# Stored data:
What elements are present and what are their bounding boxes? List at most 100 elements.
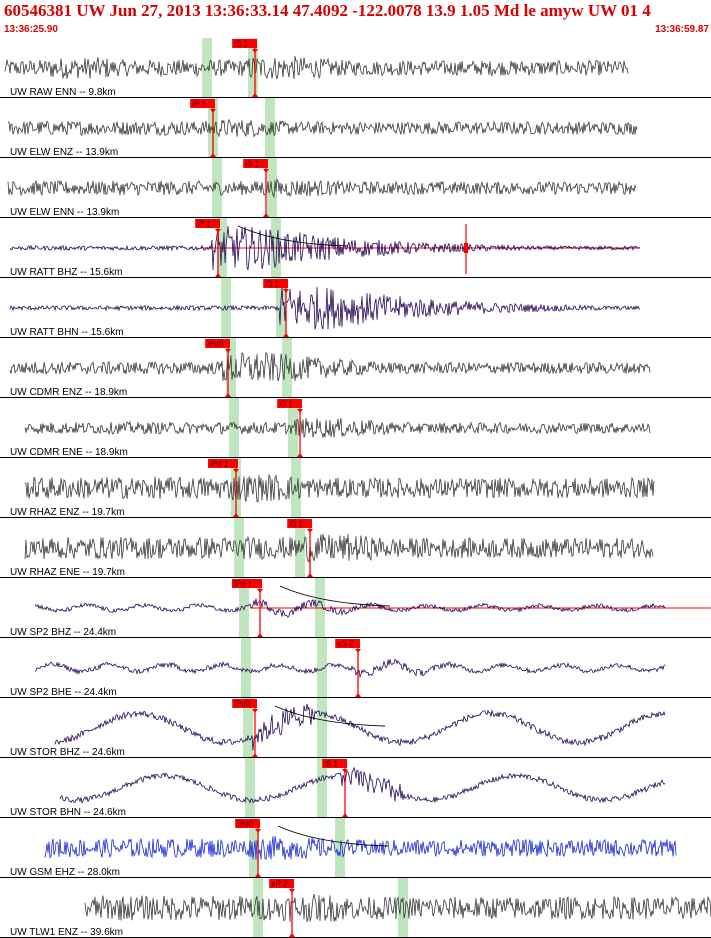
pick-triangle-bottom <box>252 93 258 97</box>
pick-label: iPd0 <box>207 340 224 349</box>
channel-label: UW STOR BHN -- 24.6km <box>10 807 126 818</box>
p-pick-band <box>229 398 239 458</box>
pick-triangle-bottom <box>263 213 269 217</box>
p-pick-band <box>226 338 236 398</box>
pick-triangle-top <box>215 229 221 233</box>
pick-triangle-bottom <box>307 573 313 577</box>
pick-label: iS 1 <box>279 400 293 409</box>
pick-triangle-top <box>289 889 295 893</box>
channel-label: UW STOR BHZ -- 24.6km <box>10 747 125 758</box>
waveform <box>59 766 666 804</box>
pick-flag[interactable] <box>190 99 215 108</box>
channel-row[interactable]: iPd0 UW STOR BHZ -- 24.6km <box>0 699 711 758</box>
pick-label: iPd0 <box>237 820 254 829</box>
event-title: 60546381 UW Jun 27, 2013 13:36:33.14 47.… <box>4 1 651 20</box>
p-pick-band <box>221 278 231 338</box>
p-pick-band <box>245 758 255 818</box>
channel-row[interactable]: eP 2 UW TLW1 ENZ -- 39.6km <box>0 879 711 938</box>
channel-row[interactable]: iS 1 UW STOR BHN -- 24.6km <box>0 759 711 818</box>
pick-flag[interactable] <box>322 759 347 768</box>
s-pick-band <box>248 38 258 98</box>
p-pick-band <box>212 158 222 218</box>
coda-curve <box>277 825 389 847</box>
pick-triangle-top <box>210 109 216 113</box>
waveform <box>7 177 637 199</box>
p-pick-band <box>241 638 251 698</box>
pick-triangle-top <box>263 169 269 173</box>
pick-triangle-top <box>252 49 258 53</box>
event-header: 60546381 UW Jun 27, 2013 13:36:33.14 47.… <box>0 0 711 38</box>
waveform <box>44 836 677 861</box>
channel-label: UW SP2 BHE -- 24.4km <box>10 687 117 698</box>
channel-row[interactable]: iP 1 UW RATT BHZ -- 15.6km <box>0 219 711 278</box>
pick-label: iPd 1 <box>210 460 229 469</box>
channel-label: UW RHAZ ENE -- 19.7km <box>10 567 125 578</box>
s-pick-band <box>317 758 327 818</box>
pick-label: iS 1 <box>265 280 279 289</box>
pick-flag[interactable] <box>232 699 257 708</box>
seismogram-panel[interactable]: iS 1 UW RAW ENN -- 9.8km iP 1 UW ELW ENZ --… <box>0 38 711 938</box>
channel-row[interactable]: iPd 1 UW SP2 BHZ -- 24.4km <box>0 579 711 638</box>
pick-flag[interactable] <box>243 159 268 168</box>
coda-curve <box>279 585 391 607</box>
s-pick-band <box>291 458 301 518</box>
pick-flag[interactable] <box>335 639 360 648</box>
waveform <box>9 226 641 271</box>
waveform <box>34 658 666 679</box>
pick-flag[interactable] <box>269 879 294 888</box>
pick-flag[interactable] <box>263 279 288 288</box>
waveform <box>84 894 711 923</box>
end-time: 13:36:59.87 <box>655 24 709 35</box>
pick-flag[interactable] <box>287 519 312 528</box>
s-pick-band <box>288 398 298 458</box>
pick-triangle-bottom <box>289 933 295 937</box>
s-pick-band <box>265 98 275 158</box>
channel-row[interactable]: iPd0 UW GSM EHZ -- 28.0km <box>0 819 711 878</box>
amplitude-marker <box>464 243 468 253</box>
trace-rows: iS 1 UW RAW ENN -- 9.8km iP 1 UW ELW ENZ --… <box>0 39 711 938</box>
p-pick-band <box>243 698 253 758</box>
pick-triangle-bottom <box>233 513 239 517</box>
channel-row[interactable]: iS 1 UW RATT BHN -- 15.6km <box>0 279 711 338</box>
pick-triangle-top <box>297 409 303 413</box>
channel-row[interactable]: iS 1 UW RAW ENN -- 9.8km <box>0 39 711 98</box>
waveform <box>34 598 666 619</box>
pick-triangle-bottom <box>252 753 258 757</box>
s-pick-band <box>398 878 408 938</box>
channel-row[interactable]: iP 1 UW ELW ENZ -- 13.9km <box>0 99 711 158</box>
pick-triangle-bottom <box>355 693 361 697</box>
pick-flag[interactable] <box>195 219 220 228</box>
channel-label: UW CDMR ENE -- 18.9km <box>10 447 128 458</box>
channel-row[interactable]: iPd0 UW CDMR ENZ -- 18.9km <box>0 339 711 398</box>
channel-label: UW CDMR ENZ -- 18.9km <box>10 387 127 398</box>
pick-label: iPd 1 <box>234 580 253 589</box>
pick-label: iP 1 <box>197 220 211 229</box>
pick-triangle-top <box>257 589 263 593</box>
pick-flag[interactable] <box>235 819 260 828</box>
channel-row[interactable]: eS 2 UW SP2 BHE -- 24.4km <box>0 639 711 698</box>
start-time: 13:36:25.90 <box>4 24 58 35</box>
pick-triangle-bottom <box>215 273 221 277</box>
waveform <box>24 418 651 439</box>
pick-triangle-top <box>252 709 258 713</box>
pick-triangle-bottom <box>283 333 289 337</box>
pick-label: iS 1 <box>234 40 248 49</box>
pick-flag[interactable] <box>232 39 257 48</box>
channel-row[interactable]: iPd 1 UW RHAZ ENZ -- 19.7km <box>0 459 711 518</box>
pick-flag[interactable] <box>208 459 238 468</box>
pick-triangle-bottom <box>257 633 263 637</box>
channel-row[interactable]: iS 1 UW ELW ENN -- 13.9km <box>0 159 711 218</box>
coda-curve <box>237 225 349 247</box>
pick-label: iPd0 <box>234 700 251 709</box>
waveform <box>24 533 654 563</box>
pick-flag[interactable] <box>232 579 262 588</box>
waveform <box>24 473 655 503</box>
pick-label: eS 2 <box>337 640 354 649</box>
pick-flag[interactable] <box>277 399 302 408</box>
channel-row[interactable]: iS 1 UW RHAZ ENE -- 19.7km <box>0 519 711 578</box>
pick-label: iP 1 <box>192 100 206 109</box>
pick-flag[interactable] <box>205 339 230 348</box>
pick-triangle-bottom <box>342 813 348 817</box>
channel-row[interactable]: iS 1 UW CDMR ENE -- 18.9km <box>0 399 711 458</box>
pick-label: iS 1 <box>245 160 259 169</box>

# The exercise:
Rewrite the lines from the one containing "pick-triangle-bottom <box>252 93 258 97</box>" through the one containing "channel-row[interactable]: iS 1 UW STOR", inclusive. Replace "waveform" with "trace" and leave everything else unchanged.

# Exercise solution:
pick-triangle-bottom <box>252 93 258 97</box>
pick-label: iPd0 <box>207 340 224 349</box>
channel-label: UW STOR BHN -- 24.6km <box>10 807 126 818</box>
p-pick-band <box>229 398 239 458</box>
pick-triangle-bottom <box>263 213 269 217</box>
p-pick-band <box>226 338 236 398</box>
pick-triangle-top <box>215 229 221 233</box>
pick-triangle-bottom <box>307 573 313 577</box>
pick-label: iS 1 <box>279 400 293 409</box>
pick-triangle-top <box>289 889 295 893</box>
channel-label: UW STOR BHZ -- 24.6km <box>10 747 125 758</box>
trace <box>59 766 666 804</box>
pick-flag[interactable] <box>190 99 215 108</box>
channel-row[interactable]: iPd0 UW STOR BHZ -- 24.6km <box>0 699 711 758</box>
pick-label: iPd0 <box>237 820 254 829</box>
event-title: 60546381 UW Jun 27, 2013 13:36:33.14 47.… <box>4 1 651 20</box>
p-pick-band <box>221 278 231 338</box>
p-pick-band <box>245 758 255 818</box>
channel-row[interactable]: eP 2 UW TLW1 ENZ -- 39.6km <box>0 879 711 938</box>
channel-row[interactable]: iS 1 UW STOR BHN -- 24.6km <box>0 759 711 818</box>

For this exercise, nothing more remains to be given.